> [What you will do]: Below you will find a set of lines. Repeat them all exactly.

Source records
···
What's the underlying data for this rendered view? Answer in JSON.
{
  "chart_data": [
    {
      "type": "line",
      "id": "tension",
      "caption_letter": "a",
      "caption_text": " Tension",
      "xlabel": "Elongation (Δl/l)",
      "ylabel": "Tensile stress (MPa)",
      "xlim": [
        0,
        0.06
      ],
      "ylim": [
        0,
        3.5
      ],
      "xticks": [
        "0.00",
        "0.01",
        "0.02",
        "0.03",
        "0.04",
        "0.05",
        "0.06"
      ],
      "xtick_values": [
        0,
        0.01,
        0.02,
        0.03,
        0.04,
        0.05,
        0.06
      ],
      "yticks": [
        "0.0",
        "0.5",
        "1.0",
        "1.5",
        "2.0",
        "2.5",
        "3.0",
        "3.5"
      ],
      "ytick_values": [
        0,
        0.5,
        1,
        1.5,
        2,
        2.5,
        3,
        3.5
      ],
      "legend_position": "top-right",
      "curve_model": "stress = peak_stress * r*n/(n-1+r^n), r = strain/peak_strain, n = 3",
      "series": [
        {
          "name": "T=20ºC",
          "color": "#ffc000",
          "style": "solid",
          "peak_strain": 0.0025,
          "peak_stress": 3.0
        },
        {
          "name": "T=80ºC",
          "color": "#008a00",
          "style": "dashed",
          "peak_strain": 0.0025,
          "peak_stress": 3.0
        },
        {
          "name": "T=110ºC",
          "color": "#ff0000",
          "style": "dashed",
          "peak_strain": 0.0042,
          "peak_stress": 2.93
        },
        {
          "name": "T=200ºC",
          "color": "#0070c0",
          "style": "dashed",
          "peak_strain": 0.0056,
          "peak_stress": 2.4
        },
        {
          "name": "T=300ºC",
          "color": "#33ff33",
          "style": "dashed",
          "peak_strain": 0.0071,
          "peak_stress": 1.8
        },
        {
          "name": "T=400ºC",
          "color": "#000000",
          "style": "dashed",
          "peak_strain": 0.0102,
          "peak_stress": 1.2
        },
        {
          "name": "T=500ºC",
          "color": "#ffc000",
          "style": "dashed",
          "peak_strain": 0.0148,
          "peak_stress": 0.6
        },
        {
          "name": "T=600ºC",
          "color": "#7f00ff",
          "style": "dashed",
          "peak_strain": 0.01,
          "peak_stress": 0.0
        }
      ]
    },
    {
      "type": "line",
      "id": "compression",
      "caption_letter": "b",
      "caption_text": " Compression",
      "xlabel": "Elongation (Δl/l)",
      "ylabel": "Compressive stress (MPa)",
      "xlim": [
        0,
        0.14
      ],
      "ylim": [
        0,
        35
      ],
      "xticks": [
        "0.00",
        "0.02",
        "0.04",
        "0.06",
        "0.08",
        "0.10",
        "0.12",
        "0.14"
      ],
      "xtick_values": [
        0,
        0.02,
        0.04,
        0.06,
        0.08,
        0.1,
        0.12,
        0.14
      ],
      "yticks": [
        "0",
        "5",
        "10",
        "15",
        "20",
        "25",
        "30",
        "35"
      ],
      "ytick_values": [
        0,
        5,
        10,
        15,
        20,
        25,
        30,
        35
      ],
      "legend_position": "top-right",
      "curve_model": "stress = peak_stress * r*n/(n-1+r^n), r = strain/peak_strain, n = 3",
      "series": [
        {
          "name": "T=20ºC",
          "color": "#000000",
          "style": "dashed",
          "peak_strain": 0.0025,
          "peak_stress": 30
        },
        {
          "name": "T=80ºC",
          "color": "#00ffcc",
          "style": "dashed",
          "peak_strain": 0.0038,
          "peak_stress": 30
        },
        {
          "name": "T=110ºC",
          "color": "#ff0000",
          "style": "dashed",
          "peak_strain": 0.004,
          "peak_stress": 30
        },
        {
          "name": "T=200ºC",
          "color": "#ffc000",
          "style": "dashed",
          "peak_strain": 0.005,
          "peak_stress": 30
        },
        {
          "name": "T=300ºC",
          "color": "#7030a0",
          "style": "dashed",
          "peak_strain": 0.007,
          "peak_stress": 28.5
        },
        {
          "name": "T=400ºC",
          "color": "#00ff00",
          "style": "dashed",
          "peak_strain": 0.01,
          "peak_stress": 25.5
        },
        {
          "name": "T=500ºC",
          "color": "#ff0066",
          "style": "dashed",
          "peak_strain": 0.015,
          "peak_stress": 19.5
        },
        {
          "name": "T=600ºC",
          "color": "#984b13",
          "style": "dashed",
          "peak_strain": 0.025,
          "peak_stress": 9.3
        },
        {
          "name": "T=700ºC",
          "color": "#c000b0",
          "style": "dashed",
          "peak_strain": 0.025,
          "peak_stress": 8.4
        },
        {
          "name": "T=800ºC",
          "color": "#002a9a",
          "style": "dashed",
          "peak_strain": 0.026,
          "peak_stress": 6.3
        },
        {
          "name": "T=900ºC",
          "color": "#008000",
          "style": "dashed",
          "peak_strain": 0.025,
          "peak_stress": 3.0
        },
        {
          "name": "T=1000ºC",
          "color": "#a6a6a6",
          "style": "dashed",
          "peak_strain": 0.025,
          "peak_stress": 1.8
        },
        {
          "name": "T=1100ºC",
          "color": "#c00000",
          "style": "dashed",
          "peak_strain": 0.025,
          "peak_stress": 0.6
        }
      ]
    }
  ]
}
···
> [Expected answer]:
What's the underlying data for this rendered view? Answer in JSON.
{
  "chart_data": [
    {
      "type": "line",
      "id": "tension",
      "caption_letter": "a",
      "caption_text": " Tension",
      "xlabel": "Elongation (Δl/l)",
      "ylabel": "Tensile stress (MPa)",
      "xlim": [
        0,
        0.06
      ],
      "ylim": [
        0,
        3.5
      ],
      "xticks": [
        "0.00",
        "0.01",
        "0.02",
        "0.03",
        "0.04",
        "0.05",
        "0.06"
      ],
      "xtick_values": [
        0,
        0.01,
        0.02,
        0.03,
        0.04,
        0.05,
        0.06
      ],
      "yticks": [
        "0.0",
        "0.5",
        "1.0",
        "1.5",
        "2.0",
        "2.5",
        "3.0",
        "3.5"
      ],
      "ytick_values": [
        0,
        0.5,
        1,
        1.5,
        2,
        2.5,
        3,
        3.5
      ],
      "legend_position": "top-right",
      "curve_model": "stress = peak_stress * r*n/(n-1+r^n), r = strain/peak_strain, n = 3",
      "series": [
        {
          "name": "T=20ºC",
          "color": "#ffc000",
          "style": "solid",
          "peak_strain": 0.0025,
          "peak_stress": 3.0
        },
        {
          "name": "T=80ºC",
          "color": "#008a00",
          "style": "dashed",
          "peak_strain": 0.0025,
          "peak_stress": 3.0
        },
        {
          "name": "T=110ºC",
          "color": "#ff0000",
          "style": "dashed",
          "peak_strain": 0.0042,
          "peak_stress": 2.93
        },
        {
          "name": "T=200ºC",
          "color": "#0070c0",
          "style": "dashed",
          "peak_strain": 0.0056,
          "peak_stress": 2.4
        },
        {
          "name": "T=300ºC",
          "color": "#33ff33",
          "style": "dashed",
          "peak_strain": 0.0071,
          "peak_stress": 1.8
        },
        {
          "name": "T=400ºC",
          "color": "#000000",
          "style": "dashed",
          "peak_strain": 0.0102,
          "peak_stress": 1.2
        },
        {
          "name": "T=500ºC",
          "color": "#ffc000",
          "style": "dashed",
          "peak_strain": 0.0148,
          "peak_stress": 0.6
        },
        {
          "name": "T=600ºC",
          "color": "#7f00ff",
          "style": "dashed",
          "peak_strain": 0.01,
          "peak_stress": 0.0
        }
      ]
    },
    {
      "type": "line",
      "id": "compression",
      "caption_letter": "b",
      "caption_text": " Compression",
      "xlabel": "Elongation (Δl/l)",
      "ylabel": "Compressive stress (MPa)",
      "xlim": [
        0,
        0.14
      ],
      "ylim": [
        0,
        35
      ],
      "xticks": [
        "0.00",
        "0.02",
        "0.04",
        "0.06",
        "0.08",
        "0.10",
        "0.12",
        "0.14"
      ],
      "xtick_values": [
        0,
        0.02,
        0.04,
        0.06,
        0.08,
        0.1,
        0.12,
        0.14
      ],
      "yticks": [
        "0",
        "5",
        "10",
        "15",
        "20",
        "25",
        "30",
        "35"
      ],
      "ytick_values": [
        0,
        5,
        10,
        15,
        20,
        25,
        30,
        35
      ],
      "legend_position": "top-right",
      "curve_model": "stress = peak_stress * r*n/(n-1+r^n), r = strain/peak_strain, n = 3",
      "series": [
        {
          "name": "T=20ºC",
          "color": "#000000",
          "style": "dashed",
          "peak_strain": 0.0025,
          "peak_stress": 30
        },
        {
          "name": "T=80ºC",
          "color": "#00ffcc",
          "style": "dashed",
          "peak_strain": 0.0038,
          "peak_stress": 30
        },
        {
          "name": "T=110ºC",
          "color": "#ff0000",
          "style": "dashed",
          "peak_strain": 0.004,
          "peak_stress": 30
        },
        {
          "name": "T=200ºC",
          "color": "#ffc000",
          "style": "dashed",
          "peak_strain": 0.005,
          "peak_stress": 30
        },
        {
          "name": "T=300ºC",
          "color": "#7030a0",
          "style": "dashed",
          "peak_strain": 0.007,
          "peak_stress": 28.5
        },
        {
          "name": "T=400ºC",
          "color": "#00ff00",
          "style": "dashed",
          "peak_strain": 0.01,
          "peak_stress": 25.5
        },
        {
          "name": "T=500ºC",
          "color": "#ff0066",
          "style": "dashed",
          "peak_strain": 0.015,
          "peak_stress": 19.5
        },
        {
          "name": "T=600ºC",
          "color": "#984b13",
          "style": "dashed",
          "peak_strain": 0.025,
          "peak_stress": 9.3
        },
        {
          "name": "T=700ºC",
          "color": "#c000b0",
          "style": "dashed",
          "peak_strain": 0.025,
          "peak_stress": 8.4
        },
        {
          "name": "T=800ºC",
          "color": "#002a9a",
          "style": "dashed",
          "peak_strain": 0.026,
          "peak_stress": 6.3
        },
        {
          "name": "T=900ºC",
          "color": "#008000",
          "style": "dashed",
          "peak_strain": 0.025,
          "peak_stress": 3.0
        },
        {
          "name": "T=1000ºC",
          "color": "#a6a6a6",
          "style": "dashed",
          "peak_strain": 0.025,
          "peak_stress": 1.8
        },
        {
          "name": "T=1100ºC",
          "color": "#c00000",
          "style": "dashed",
          "peak_strain": 0.025,
          "peak_stress": 0.6
        }
      ]
    }
  ]
}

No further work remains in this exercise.